### WHAT IS NEEDED
Scan the material for the word "marks" and copy each line where it occurs.

**** SOURCE MATERIAL

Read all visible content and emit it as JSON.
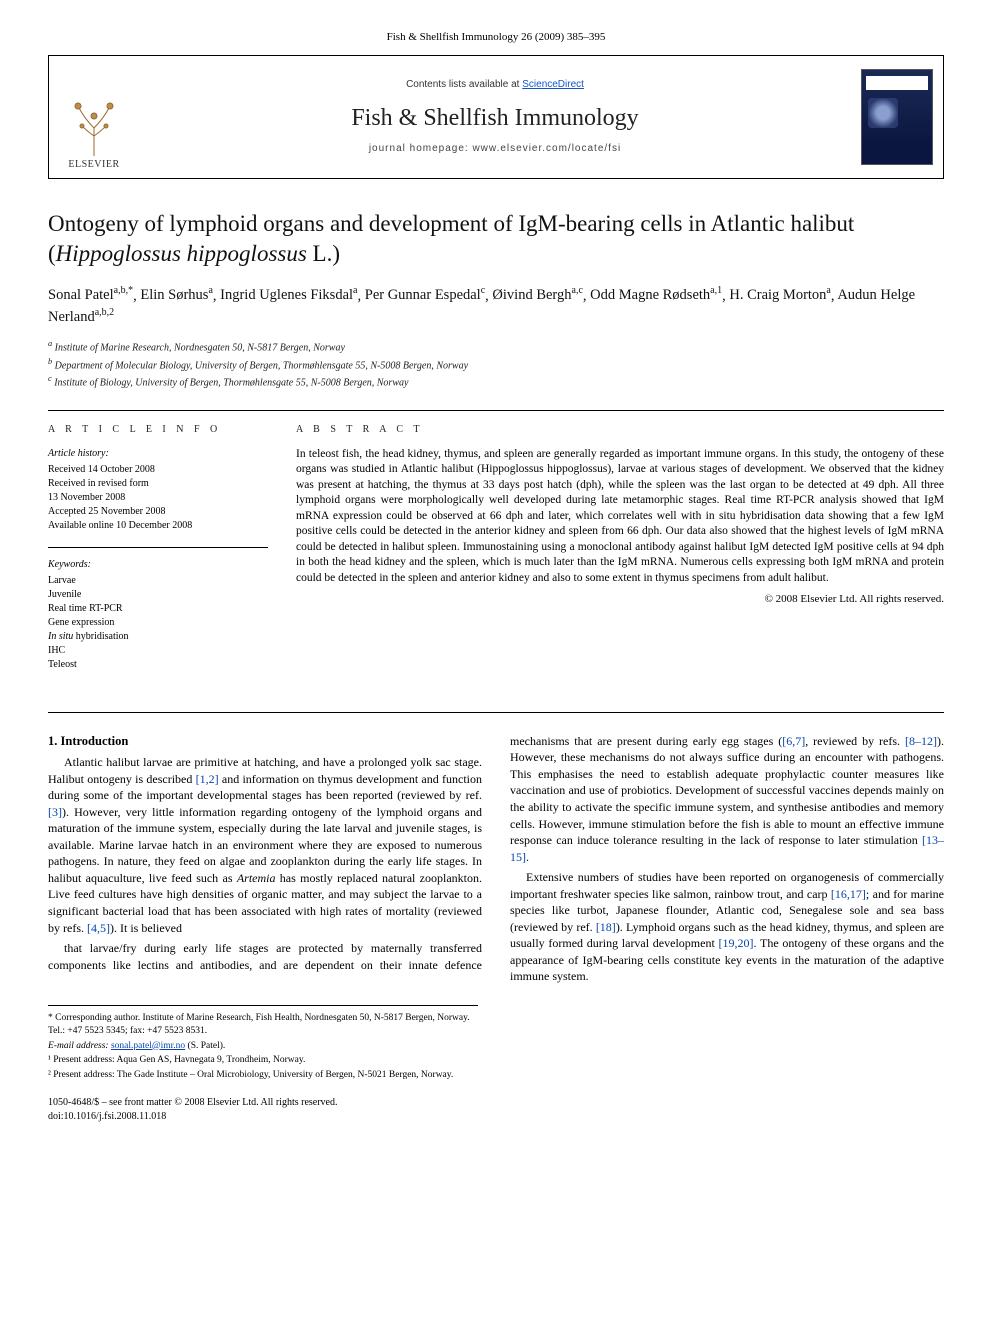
{
  "journal_ref": "Fish & Shellfish Immunology 26 (2009) 385–395",
  "header": {
    "contents_prefix": "Contents lists available at ",
    "contents_link": "ScienceDirect",
    "journal_name": "Fish & Shellfish Immunology",
    "homepage_prefix": "journal homepage: ",
    "homepage_url": "www.elsevier.com/locate/fsi",
    "publisher_logo_label": "ELSEVIER"
  },
  "title_html": "Ontogeny of lymphoid organs and development of IgM-bearing cells in Atlantic halibut (<em>Hippoglossus hippoglossus</em> L.)",
  "authors": [
    {
      "name": "Sonal Patel",
      "marks": "a,b,*"
    },
    {
      "name": "Elin Sørhus",
      "marks": "a"
    },
    {
      "name": "Ingrid Uglenes Fiksdal",
      "marks": "a"
    },
    {
      "name": "Per Gunnar Espedal",
      "marks": "c"
    },
    {
      "name": "Øivind Bergh",
      "marks": "a,c"
    },
    {
      "name": "Odd Magne Rødseth",
      "marks": "a,1"
    },
    {
      "name": "H. Craig Morton",
      "marks": "a"
    },
    {
      "name": "Audun Helge Nerland",
      "marks": "a,b,2"
    }
  ],
  "affiliations": [
    {
      "mark": "a",
      "text": "Institute of Marine Research, Nordnesgaten 50, N-5817 Bergen, Norway"
    },
    {
      "mark": "b",
      "text": "Department of Molecular Biology, University of Bergen, Thormøhlensgate 55, N-5008 Bergen, Norway"
    },
    {
      "mark": "c",
      "text": "Institute of Biology, University of Bergen, Thormøhlensgate 55, N-5008 Bergen, Norway"
    }
  ],
  "article_info": {
    "heading": "A R T I C L E   I N F O",
    "history_label": "Article history:",
    "history": [
      "Received 14 October 2008",
      "Received in revised form",
      "13 November 2008",
      "Accepted 25 November 2008",
      "Available online 10 December 2008"
    ],
    "keywords_label": "Keywords:",
    "keywords": [
      "Larvae",
      "Juvenile",
      "Real time RT-PCR",
      "Gene expression",
      "In situ hybridisation",
      "IHC",
      "Teleost"
    ]
  },
  "abstract": {
    "heading": "A B S T R A C T",
    "text": "In teleost fish, the head kidney, thymus, and spleen are generally regarded as important immune organs. In this study, the ontogeny of these organs was studied in Atlantic halibut (Hippoglossus hippoglossus), larvae at various stages of development. We observed that the kidney was present at hatching, the thymus at 33 days post hatch (dph), while the spleen was the last organ to be detected at 49 dph. All three lymphoid organs were morphologically well developed during late metamorphic stages. Real time RT-PCR analysis showed that IgM mRNA expression could be observed at 66 dph and later, which correlates well with in situ hybridisation data showing that a few IgM positive cells could be detected in the anterior kidney and spleen from 66 dph. Our data also showed that the highest levels of IgM mRNA could be detected in halibut spleen. Immunostaining using a monoclonal antibody against halibut IgM detected IgM positive cells at 94 dph in both the head kidney and the spleen, which is much later than the IgM mRNA. Numerous cells expressing both IgM mRNA and protein could be detected in the spleen and anterior kidney and also to some extent in thymus specimens from adult halibut.",
    "copyright": "© 2008 Elsevier Ltd. All rights reserved."
  },
  "body": {
    "section_number": "1.",
    "section_title": "Introduction",
    "p1": "Atlantic halibut larvae are primitive at hatching, and have a prolonged yolk sac stage. Halibut ontogeny is described [1,2] and information on thymus development and function during some of the important developmental stages has been reported (reviewed by ref. [3]). However, very little information regarding ontogeny of the lymphoid organs and maturation of the immune system, especially during the late larval and juvenile stages, is available. Marine larvae hatch in an environment where they are exposed to numerous pathogens. In nature, they feed on algae and zooplankton during the early life stages. In halibut aquaculture, live feed such as Artemia has mostly replaced natural zooplankton. Live feed cultures have high densities of organic matter, and may subject the larvae to a significant bacterial load that has been associated with high rates of mortality (reviewed by refs. [4,5]). It is believed",
    "p2": "that larvae/fry during early life stages are protected by maternally transferred components like lectins and antibodies, and are dependent on their innate defence mechanisms that are present during early egg stages ([6,7], reviewed by refs. [8–12]). However, these mechanisms do not always suffice during an encounter with pathogens. This emphasises the need to establish adequate prophylactic counter measures like vaccination and use of probiotics. Development of successful vaccines depends mainly on the ability to activate the specific immune system, and synthesise antibodies and memory cells. However, immune stimulation before the fish is able to mount an effective immune response can induce tolerance resulting in the lack of response to later stimulation [13–15].",
    "p3": "Extensive numbers of studies have been reported on organogenesis of commercially important freshwater species like salmon, rainbow trout, and carp [16,17]; and for marine species like turbot, Japanese flounder, Atlantic cod, Senegalese sole and sea bass (reviewed by ref. [18]). Lymphoid organs such as the head kidney, thymus, and spleen are usually formed during larval development [19,20]. The ontogeny of these organs and the appearance of IgM-bearing cells constitute key events in the maturation of the adaptive immune system."
  },
  "footnotes": {
    "corresponding": "* Corresponding author. Institute of Marine Research, Fish Health, Nordnesgaten 50, N-5817 Bergen, Norway. Tel.: +47 5523 5345; fax: +47 5523 8531.",
    "email_label": "E-mail address:",
    "email": "sonal.patel@imr.no",
    "email_whom": "(S. Patel).",
    "note1": "¹ Present address: Aqua Gen AS, Havnegata 9, Trondheim, Norway.",
    "note2": "² Present address: The Gade Institute – Oral Microbiology, University of Bergen, N-5021 Bergen, Norway."
  },
  "bottom": {
    "line1": "1050-4648/$ – see front matter © 2008 Elsevier Ltd. All rights reserved.",
    "line2": "doi:10.1016/j.fsi.2008.11.018"
  },
  "colors": {
    "link": "#0645ad",
    "text": "#000000",
    "background": "#ffffff"
  }
}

********

### ANSWER BOX
      "marks": "a,b,*"
      "marks": "a"
      "marks": "a"
      "marks": "c"
      "marks": "a,c"
      "marks": "a,1"
      "marks": "a"
      "marks": "a,b,2"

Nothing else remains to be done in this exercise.